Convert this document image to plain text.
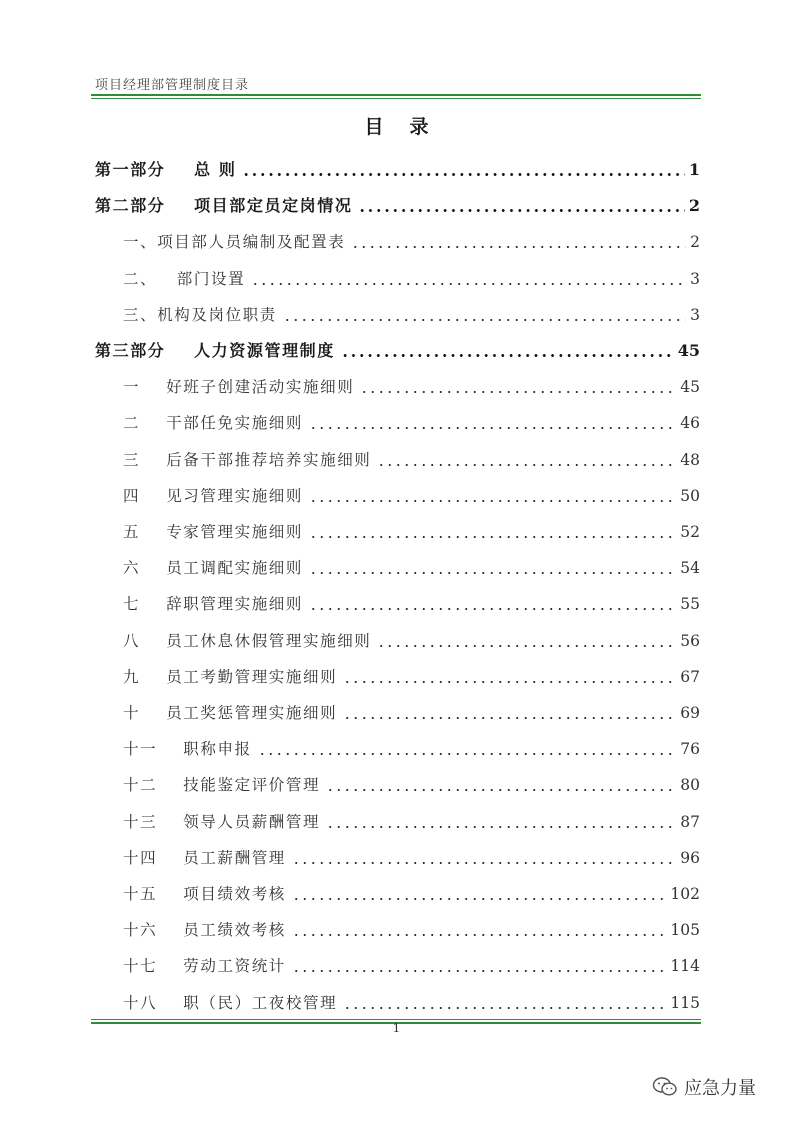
项目经理部管理制度目录
目录
第一部分    总 则	1
第二部分    项目部定员定岗情况	2
一、项目部人员编制及配置表	2
二、   部门设置	3
三、机构及岗位职责	3
第三部分    人力资源管理制度	45
一    好班子创建活动实施细则	45
二    干部任免实施细则	46
三    后备干部推荐培养实施细则	48
四    见习管理实施细则	50
五    专家管理实施细则	52
六    员工调配实施细则	54
七    辞职管理实施细则	55
八    员工休息休假管理实施细则	56
九    员工考勤管理实施细则	67
十    员工奖惩管理实施细则	69
十一    职称申报	76
十二    技能鉴定评价管理	80
十三    领导人员薪酬管理	87
十四    员工薪酬管理	96
十五    项目绩效考核	102
十六    员工绩效考核	105
十七    劳动工资统计	114
十八    职（民）工夜校管理	115
1
应急力量
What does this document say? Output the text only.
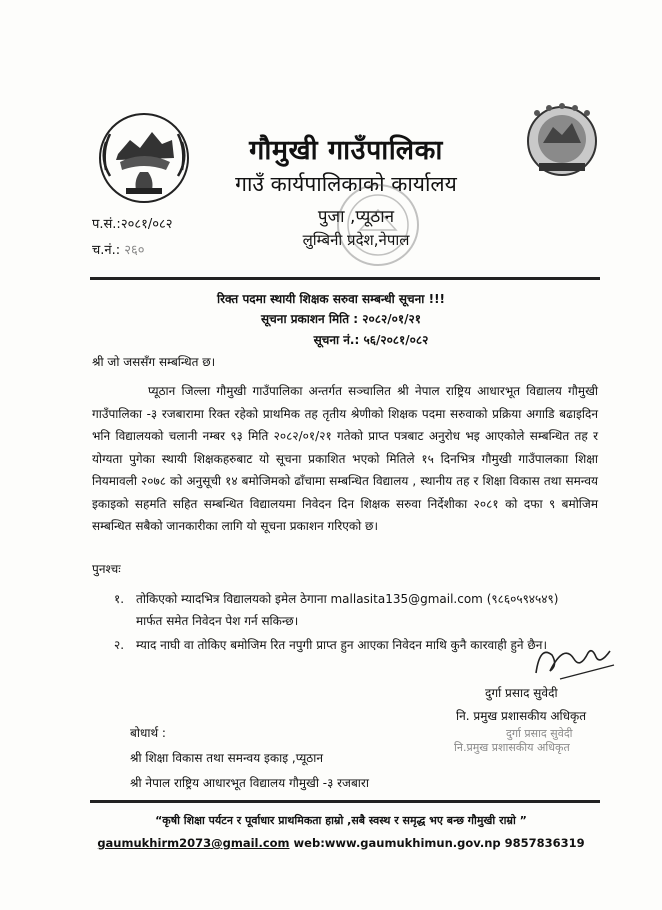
गौमुखी गाउँपालिका
गाउँ कार्यपालिकाको कार्यालय
पुजा ,प्यूठान
लुम्बिनी प्रदेश,नेपाल
प.सं.:२०८१/०८२
च.नं.: २६०
रिक्त पदमा स्थायी शिक्षक सरुवा सम्बन्धी सूचना !!!
सूचना प्रकाशन मिति : २०८२/०१/२१
सूचना नं.: ५६/२०८१/०८२
श्री जो जससँग सम्बन्धित छ।
प्यूठान जिल्ला गौमुखी गाउँपालिका अन्तर्गत सञ्चालित श्री नेपाल राष्ट्रिय आधारभूत विद्यालय गौमुखी गाउँपालिका -३ रजबारामा रिक्त रहेको प्राथमिक तह तृतीय श्रेणीको शिक्षक पदमा सरुवाको प्रक्रिया अगाडि बढाइदिन भनि विद्यालयको चलानी नम्बर ९३ मिति २०८२/०१/२१ गतेको प्राप्त पत्रबाट अनुरोध भइ आएकोले सम्बन्धित तह र योग्यता पुगेका स्थायी शिक्षकहरुबाट यो सूचना प्रकाशित भएको मितिले १५ दिनभित्र गौमुखी गाउँपालकाा शिक्षा नियमावली २०७८ को अनुसूची १४ बमोजिमको ढाँचामा सम्बन्धित विद्यालय , स्थानीय तह र शिक्षा विकास तथा समन्वय इकाइको सहमति सहित सम्बन्धित विद्यालयमा निवेदन दिन शिक्षक सरुवा निर्देशीका २०८१ को दफा ९ बमोजिम सम्बन्धित सबैको जानकारीका लागि यो सूचना प्रकाशन गरिएको छ।
पुनश्चः
१. तोकिएको म्यादभित्र विद्यालयको इमेल ठेगाना mallasita135@gmail.com (९८६०५९४५४९) मार्फत समेत निवेदन पेश गर्न सकिन्छ।
२. म्याद नाघी वा तोकिए बमोजिम रित नपुगी प्राप्त हुन आएका निवेदन माथि कुनै कारवाही हुने छैन।
दुर्गा प्रसाद सुवेदी
नि. प्रमुख प्रशासकीय अधिकृत
दुर्गा प्रसाद सुवेदी
नि.प्रमुख प्रशासकीय अधिकृत
बोधार्थ :
श्री शिक्षा विकास तथा समन्वय इकाइ ,प्यूठान
श्री नेपाल राष्ट्रिय आधारभूत विद्यालय गौमुखी -३ रजबारा
“कृषी शिक्षा पर्यटन र पूर्वाधार प्राथमिकता हाम्रो ,सबै स्वस्थ र समृद्ध भए बन्छ गौमुखी राम्रो ”
gaumukhirm2073@gmail.com web:www.gaumukhimun.gov.np 9857836319
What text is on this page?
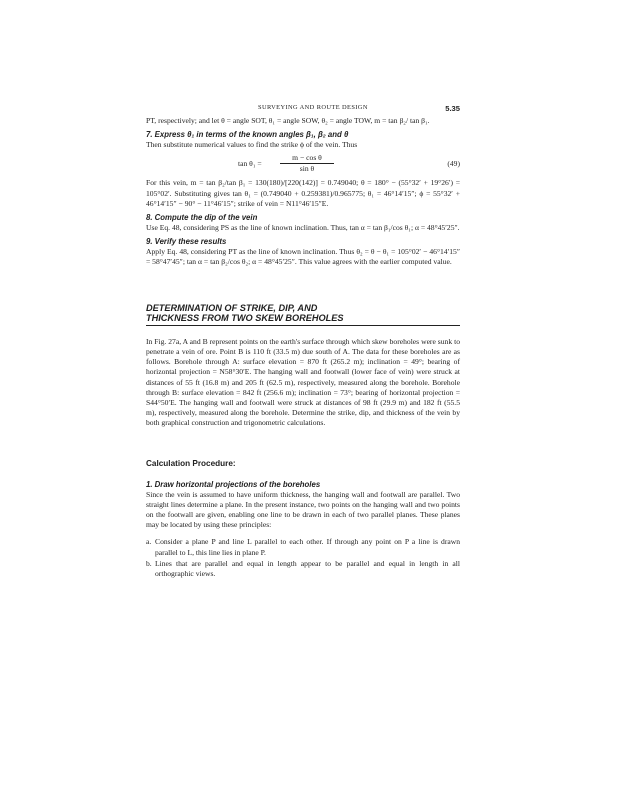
SURVEYING AND ROUTE DESIGN	5.35

PT, respectively; and let θ = angle SOT, θ₁ = angle SOW, θ₂ = angle TOW, m = tan β₂/ tan β₁.

7. Express θ₁ in terms of the known angles β₁, β₂ and θ

Then substitute numerical values to find the strike ϕ of the vein. Thus

$\tan \theta_1 = \frac{\text{m − cos θ}}{\text{sin θ}}$	(49)

For this vein, m = tan β₂/tan β₁ = 130(180)/[220(142)] = 0.749040; θ = 180° − (55°32′ + 19°26′) = 105°02′. Substituting gives tan θ₁ = (0.749040 + 0.259381)/0.965775; θ₁ = 46°14′15″; ϕ = 55°32′ + 46°14′15″ − 90° − 11°46′15″; strike of vein = N11°46′15″E.

8. Compute the dip of the vein

Use Eq. 48, considering PS as the line of known inclination. Thus, tan α = tan β₁/cos θ₁; α = 48°45′25″.

9. Verify these results

Apply Eq. 48, considering PT as the line of known inclination. Thus θ₂ = θ − θ₁ = 105°02′ − 46°14′15″ = 58°47′45″; tan α = tan β₂/cos θ₂; α = 48°45′25″. This value agrees with the earlier computed value.

DETERMINATION OF STRIKE, DIP, AND
THICKNESS FROM TWO SKEW BOREHOLES

In Fig. 27a, A and B represent points on the earth's surface through which skew boreholes were sunk to penetrate a vein of ore. Point B is 110 ft (33.5 m) due south of A. The data for these boreholes are as follows. Borehole through A: surface elevation = 870 ft (265.2 m); inclination = 49°; bearing of horizontal projection = N58°30′E. The hanging wall and footwall (lower face of vein) were struck at distances of 55 ft (16.8 m) and 205 ft (62.5 m), respectively, measured along the borehole. Borehole through B: surface elevation = 842 ft (256.6 m); inclination = 73°; bearing of horizontal projection = S44°50′E. The hanging wall and footwall were struck at distances of 98 ft (29.9 m) and 182 ft (55.5 m), respectively, measured along the borehole. Determine the strike, dip, and thickness of the vein by both graphical construction and trigonometric calculations.

Calculation Procedure:
1. Draw horizontal projections of the boreholes

Since the vein is assumed to have uniform thickness, the hanging wall and footwall are parallel. Two straight lines determine a plane. In the present instance, two points on the hanging wall and two points on the footwall are given, enabling one line to be drawn in each of two parallel planes. These planes may be located by using these principles:

a. Consider a plane P and line L parallel to each other. If through any point on P a line is drawn parallel to L, this line lies in plane P.
b. Lines that are parallel and equal in length appear to be parallel and equal in length in all orthographic views.
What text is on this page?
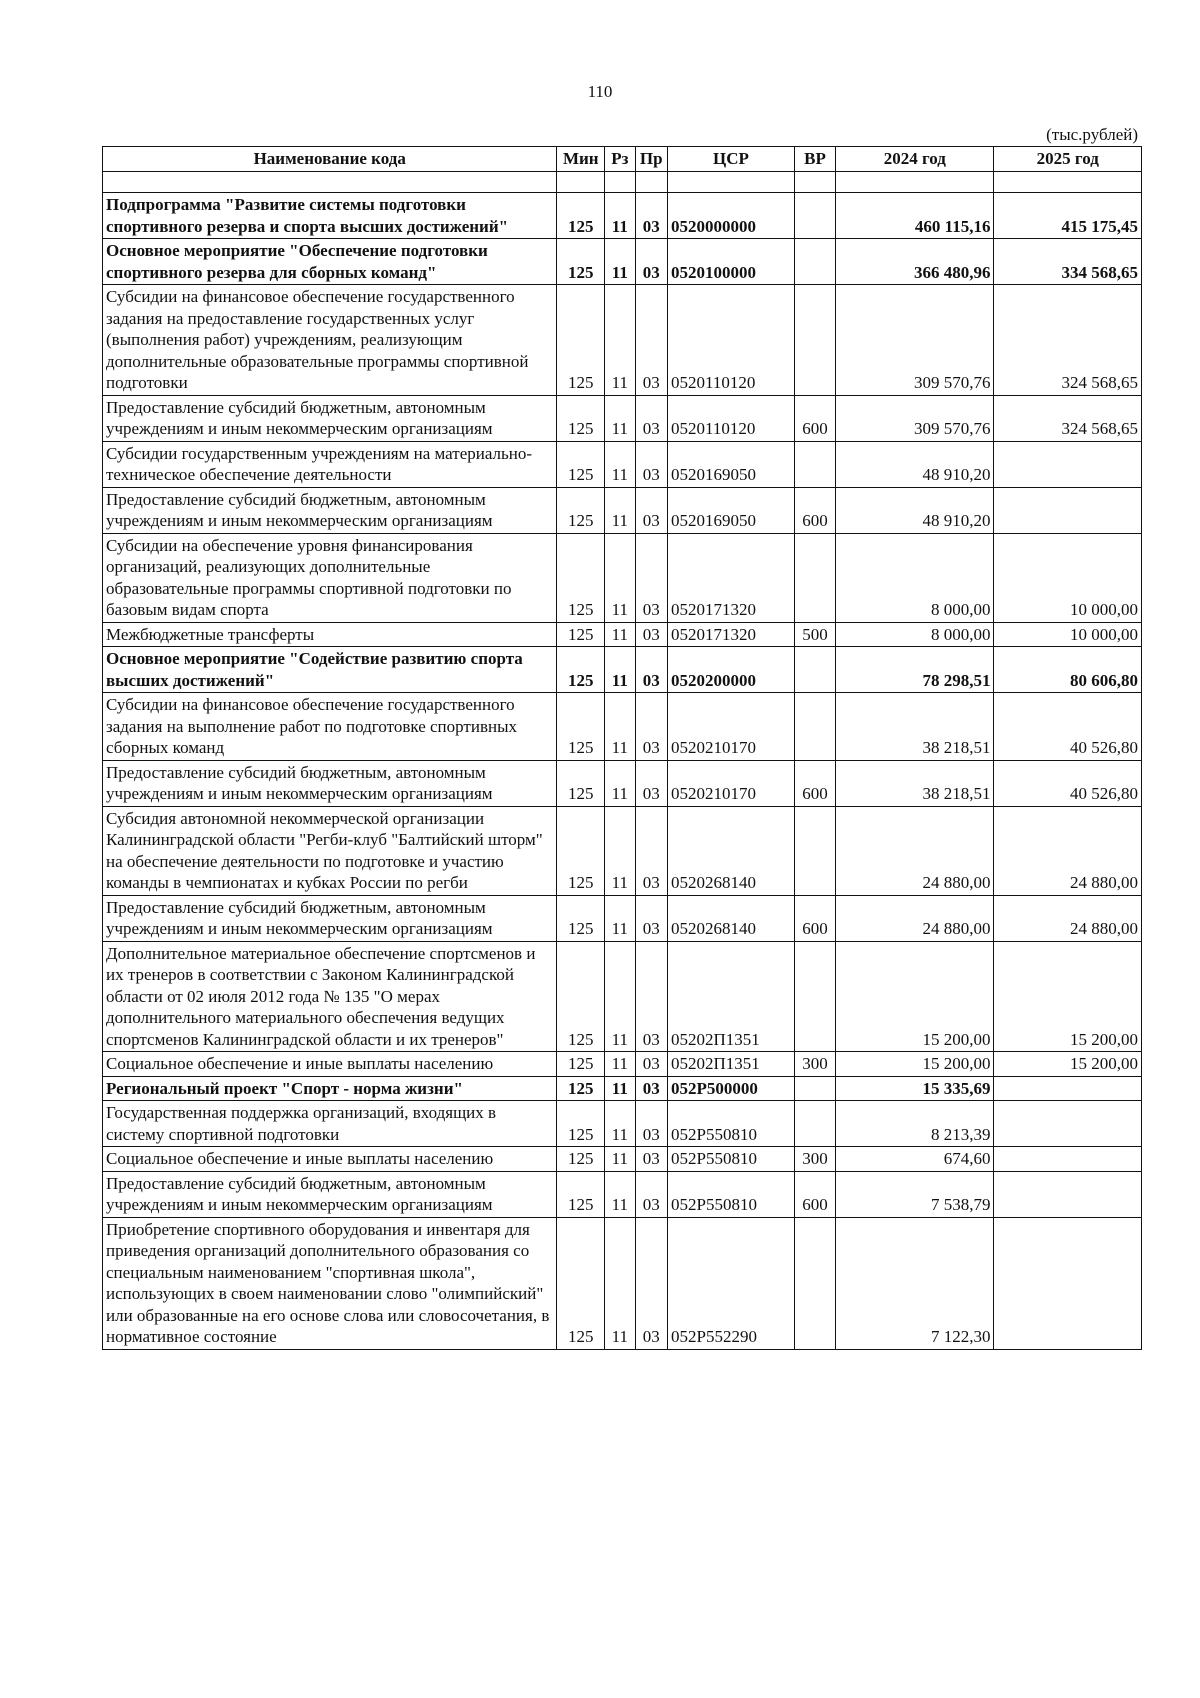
110
(тыс.рублей)
Наименование кода	Мин	Рз	Пр	ЦСР	ВР	2024 год	2025 год

Подпрограмма "Развитие системы подготовки спортивного резерва и спорта высших достижений"	125	11	03	0520000000		460 115,16	415 175,45
Основное мероприятие "Обеспечение подготовки спортивного резерва для сборных команд"	125	11	03	0520100000		366 480,96	334 568,65
Субсидии на финансовое обеспечение государственного задания на предоставление государственных услуг (выполнения работ) учреждениям, реализующим дополнительные образовательные программы спортивной подготовки	125	11	03	0520110120		309 570,76	324 568,65
Предоставление субсидий бюджетным, автономным учреждениям и иным некоммерческим организациям	125	11	03	0520110120	600	309 570,76	324 568,65
Субсидии государственным учреждениям на материально-техническое обеспечение деятельности	125	11	03	0520169050		48 910,20	
Предоставление субсидий бюджетным, автономным учреждениям и иным некоммерческим организациям	125	11	03	0520169050	600	48 910,20	
Субсидии на обеспечение уровня финансирования организаций, реализующих дополнительные образовательные программы спортивной подготовки по базовым видам спорта	125	11	03	0520171320		8 000,00	10 000,00
Межбюджетные трансферты	125	11	03	0520171320	500	8 000,00	10 000,00
Основное мероприятие "Содействие развитию спорта высших достижений"	125	11	03	0520200000		78 298,51	80 606,80
Субсидии на финансовое обеспечение государственного задания на выполнение работ по подготовке спортивных сборных команд	125	11	03	0520210170		38 218,51	40 526,80
Предоставление субсидий бюджетным, автономным учреждениям и иным некоммерческим организациям	125	11	03	0520210170	600	38 218,51	40 526,80
Субсидия автономной некоммерческой организации Калининградской области "Регби-клуб "Балтийский шторм" на обеспечение деятельности по подготовке и участию команды в чемпионатах и кубках России по регби	125	11	03	0520268140		24 880,00	24 880,00
Предоставление субсидий бюджетным, автономным учреждениям и иным некоммерческим организациям	125	11	03	0520268140	600	24 880,00	24 880,00
Дополнительное материальное обеспечение спортсменов и их тренеров в соответствии с Законом Калининградской области от 02 июля 2012 года № 135 "О мерах дополнительного материального обеспечения ведущих спортсменов Калининградской области и их тренеров"	125	11	03	05202П1351		15 200,00	15 200,00
Социальное обеспечение и иные выплаты населению	125	11	03	05202П1351	300	15 200,00	15 200,00
Региональный проект "Спорт - норма жизни"	125	11	03	052Р500000		15 335,69	
Государственная поддержка организаций, входящих в систему спортивной подготовки	125	11	03	052Р550810		8 213,39	
Социальное обеспечение и иные выплаты населению	125	11	03	052Р550810	300	674,60	
Предоставление субсидий бюджетным, автономным учреждениям и иным некоммерческим организациям	125	11	03	052Р550810	600	7 538,79	
Приобретение спортивного оборудования и инвентаря для приведения организаций дополнительного образования со специальным наименованием "спортивная школа", использующих в своем наименовании слово "олимпийский" или образованные на его основе слова или словосочетания, в нормативное состояние	125	11	03	052Р552290		7 122,30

────────────────────

● WRITTEN TASK
Copy out each line in the preceding records that contains "drawn".

● RESULT OF THE EXERCISE
Since the vein is assumed to have uniform thickness, the hanging wall and footwall are parallel. Two straight lines determine a plane. In the present instance, two points on the hanging wall and two points on the footwall are given, enabling one line to be drawn in each of two parallel planes. These planes may be located by using these principles:
a. Consider a plane P and line L parallel to each other. If through any point on P a line is drawn parallel to L, this line lies in plane P.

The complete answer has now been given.